- TASK TO CARRY OUT: Transcribe the post about processing BullMQ jobs on Vercel from "I suspect the" up to and including "I redeploy elsewhere.".
### GIVEN TEXT
I’m working on a project where I’m using Vercel to handle API routes for enqueuing jobs using BullMQ and Redis. Everything works perfectly in development, but I’m running into an issue in production. The api’s make call to openAi so the response takes over a minute each time.
Here’s my setup:
Vercel: I’m using Vercel to deploy my Next.js API routes. The routes include one for starting a job (/api/startArticleGeneration) and another for checking the status of a job.
BullMQ & Redis: I’m using BullMQ to manage job queues, with Redis as the backend. The job creation and status checking work fine, but the actual job processing doesn’t seem to happen in production after deploying to Vercel.
The problem:
When I trigger the job creation API, it responds with a 202 Accepted status, but the job doesn’t seem to be processed after that. The same setup works perfectly in my local development environment, where the jobs are processed as expected.
I suspect the issue is related to Vercel’s serverless environment, where long-running processes aren’t supported but I am not entirely sure. Is there some way to handle this with Vercel or should I redeploy elsewhere.
######
### DATASET CONTENT
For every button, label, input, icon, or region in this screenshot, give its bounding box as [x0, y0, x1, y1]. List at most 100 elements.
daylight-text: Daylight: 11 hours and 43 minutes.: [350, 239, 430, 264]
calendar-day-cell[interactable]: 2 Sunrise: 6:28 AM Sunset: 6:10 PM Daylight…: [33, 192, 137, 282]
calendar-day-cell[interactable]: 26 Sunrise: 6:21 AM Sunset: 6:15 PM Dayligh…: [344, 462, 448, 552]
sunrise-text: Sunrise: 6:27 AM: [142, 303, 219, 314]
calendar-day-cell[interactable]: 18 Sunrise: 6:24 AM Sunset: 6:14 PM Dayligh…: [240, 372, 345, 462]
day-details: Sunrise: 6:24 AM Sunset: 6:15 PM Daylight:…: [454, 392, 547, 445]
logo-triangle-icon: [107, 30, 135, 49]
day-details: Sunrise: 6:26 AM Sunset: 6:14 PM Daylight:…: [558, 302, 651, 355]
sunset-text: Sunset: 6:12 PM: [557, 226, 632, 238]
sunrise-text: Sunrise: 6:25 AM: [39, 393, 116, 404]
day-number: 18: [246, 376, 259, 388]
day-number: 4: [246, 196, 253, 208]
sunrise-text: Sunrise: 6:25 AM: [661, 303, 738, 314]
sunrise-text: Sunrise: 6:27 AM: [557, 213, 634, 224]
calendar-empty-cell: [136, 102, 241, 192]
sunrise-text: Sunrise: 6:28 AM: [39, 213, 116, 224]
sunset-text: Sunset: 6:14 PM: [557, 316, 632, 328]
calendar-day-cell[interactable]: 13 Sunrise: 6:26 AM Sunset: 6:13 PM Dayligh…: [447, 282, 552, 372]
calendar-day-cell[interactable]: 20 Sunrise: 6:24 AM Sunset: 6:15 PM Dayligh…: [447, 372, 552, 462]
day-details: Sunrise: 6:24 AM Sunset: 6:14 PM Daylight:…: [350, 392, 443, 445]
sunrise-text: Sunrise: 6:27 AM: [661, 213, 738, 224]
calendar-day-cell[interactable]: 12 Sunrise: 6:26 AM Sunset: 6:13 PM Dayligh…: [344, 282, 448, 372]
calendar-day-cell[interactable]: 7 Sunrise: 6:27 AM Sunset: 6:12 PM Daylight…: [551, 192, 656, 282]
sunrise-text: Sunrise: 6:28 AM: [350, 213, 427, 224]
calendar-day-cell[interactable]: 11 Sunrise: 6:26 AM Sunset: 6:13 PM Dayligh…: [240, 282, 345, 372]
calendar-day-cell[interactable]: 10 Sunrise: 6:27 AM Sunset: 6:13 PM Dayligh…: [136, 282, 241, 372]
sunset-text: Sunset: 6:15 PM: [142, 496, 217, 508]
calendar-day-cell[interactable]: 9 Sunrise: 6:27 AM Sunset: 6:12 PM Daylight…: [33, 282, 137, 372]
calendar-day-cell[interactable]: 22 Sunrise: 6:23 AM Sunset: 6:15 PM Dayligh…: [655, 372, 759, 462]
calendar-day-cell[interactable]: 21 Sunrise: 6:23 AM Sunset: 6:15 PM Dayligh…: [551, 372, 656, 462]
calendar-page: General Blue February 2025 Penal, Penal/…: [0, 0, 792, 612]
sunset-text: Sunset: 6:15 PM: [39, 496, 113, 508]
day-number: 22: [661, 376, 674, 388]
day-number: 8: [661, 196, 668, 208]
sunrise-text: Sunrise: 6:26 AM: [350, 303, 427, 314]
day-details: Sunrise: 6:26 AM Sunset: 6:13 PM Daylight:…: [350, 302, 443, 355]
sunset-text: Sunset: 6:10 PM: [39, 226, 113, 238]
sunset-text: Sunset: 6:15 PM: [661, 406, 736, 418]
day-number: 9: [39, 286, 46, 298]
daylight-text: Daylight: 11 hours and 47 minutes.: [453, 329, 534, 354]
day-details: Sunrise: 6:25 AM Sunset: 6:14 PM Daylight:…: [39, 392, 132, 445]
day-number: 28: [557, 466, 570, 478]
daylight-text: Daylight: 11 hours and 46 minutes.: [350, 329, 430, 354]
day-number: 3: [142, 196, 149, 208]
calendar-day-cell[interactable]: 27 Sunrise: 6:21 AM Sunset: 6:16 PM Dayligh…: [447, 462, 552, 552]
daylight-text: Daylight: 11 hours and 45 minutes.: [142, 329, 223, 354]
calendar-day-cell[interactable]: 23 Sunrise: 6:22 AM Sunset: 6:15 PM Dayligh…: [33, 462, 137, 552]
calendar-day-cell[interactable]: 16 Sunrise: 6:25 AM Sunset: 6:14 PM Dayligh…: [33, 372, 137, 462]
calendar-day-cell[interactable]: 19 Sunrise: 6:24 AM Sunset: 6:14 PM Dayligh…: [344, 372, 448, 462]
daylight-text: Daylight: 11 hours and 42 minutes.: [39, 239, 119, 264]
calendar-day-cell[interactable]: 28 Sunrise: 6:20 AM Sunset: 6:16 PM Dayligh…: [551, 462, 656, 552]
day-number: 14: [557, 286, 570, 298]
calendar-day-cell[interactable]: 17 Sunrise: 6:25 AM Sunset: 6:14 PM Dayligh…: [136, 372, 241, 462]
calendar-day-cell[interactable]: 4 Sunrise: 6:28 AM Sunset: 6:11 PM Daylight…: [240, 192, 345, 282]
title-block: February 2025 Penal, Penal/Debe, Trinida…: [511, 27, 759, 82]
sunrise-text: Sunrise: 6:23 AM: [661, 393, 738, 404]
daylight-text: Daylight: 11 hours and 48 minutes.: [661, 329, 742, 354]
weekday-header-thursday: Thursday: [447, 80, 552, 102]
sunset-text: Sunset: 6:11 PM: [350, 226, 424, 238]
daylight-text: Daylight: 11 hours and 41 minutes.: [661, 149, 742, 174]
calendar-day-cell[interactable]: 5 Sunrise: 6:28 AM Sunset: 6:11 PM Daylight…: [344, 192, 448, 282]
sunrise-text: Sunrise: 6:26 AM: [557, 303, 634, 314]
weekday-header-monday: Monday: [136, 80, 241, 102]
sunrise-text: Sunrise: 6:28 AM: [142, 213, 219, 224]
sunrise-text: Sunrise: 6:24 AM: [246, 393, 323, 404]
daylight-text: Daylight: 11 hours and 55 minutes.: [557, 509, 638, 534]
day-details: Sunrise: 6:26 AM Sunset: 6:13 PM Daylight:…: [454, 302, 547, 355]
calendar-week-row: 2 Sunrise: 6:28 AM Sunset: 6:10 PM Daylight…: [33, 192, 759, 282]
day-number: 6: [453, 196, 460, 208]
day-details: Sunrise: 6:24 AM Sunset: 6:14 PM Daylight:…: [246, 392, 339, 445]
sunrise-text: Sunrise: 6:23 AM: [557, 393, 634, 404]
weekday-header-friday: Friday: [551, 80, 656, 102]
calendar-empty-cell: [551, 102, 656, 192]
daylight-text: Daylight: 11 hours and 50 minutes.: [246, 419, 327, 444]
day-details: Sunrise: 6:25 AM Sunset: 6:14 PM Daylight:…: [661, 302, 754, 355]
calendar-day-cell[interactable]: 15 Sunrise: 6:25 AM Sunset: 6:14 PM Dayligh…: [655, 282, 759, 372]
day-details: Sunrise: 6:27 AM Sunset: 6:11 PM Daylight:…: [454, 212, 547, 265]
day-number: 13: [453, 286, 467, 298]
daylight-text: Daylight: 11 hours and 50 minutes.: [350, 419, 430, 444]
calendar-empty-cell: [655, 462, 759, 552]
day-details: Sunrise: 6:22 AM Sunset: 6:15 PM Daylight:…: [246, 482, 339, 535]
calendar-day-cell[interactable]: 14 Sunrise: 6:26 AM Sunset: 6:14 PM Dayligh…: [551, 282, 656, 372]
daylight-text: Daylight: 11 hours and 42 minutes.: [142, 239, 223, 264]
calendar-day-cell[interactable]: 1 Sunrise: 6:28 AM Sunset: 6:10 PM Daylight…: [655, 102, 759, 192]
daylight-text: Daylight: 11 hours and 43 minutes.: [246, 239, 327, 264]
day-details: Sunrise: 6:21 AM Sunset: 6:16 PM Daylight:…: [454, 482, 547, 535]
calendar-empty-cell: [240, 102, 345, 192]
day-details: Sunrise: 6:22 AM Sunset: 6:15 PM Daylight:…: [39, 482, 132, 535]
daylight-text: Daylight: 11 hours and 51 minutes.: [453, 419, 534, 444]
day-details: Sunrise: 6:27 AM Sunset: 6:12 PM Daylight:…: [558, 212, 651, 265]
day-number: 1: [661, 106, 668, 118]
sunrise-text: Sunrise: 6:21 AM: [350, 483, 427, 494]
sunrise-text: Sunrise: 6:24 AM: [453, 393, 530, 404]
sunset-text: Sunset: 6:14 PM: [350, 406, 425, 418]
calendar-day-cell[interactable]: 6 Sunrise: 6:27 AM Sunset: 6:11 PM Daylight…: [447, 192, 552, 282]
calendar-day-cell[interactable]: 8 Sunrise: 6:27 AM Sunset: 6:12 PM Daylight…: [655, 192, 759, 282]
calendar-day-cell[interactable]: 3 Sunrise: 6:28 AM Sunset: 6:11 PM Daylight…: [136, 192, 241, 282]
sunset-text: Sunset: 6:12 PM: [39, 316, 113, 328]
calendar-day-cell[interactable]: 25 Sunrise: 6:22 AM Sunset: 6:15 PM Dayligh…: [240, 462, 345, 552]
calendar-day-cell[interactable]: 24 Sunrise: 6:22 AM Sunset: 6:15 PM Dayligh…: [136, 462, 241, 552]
######
- COMPLETED TASK:
I suspect the issue is related to Vercel’s serverless environment, where long-running processes aren’t supported but I am not entirely sure. Is there some way to handle this with Vercel or should I redeploy elsewhere.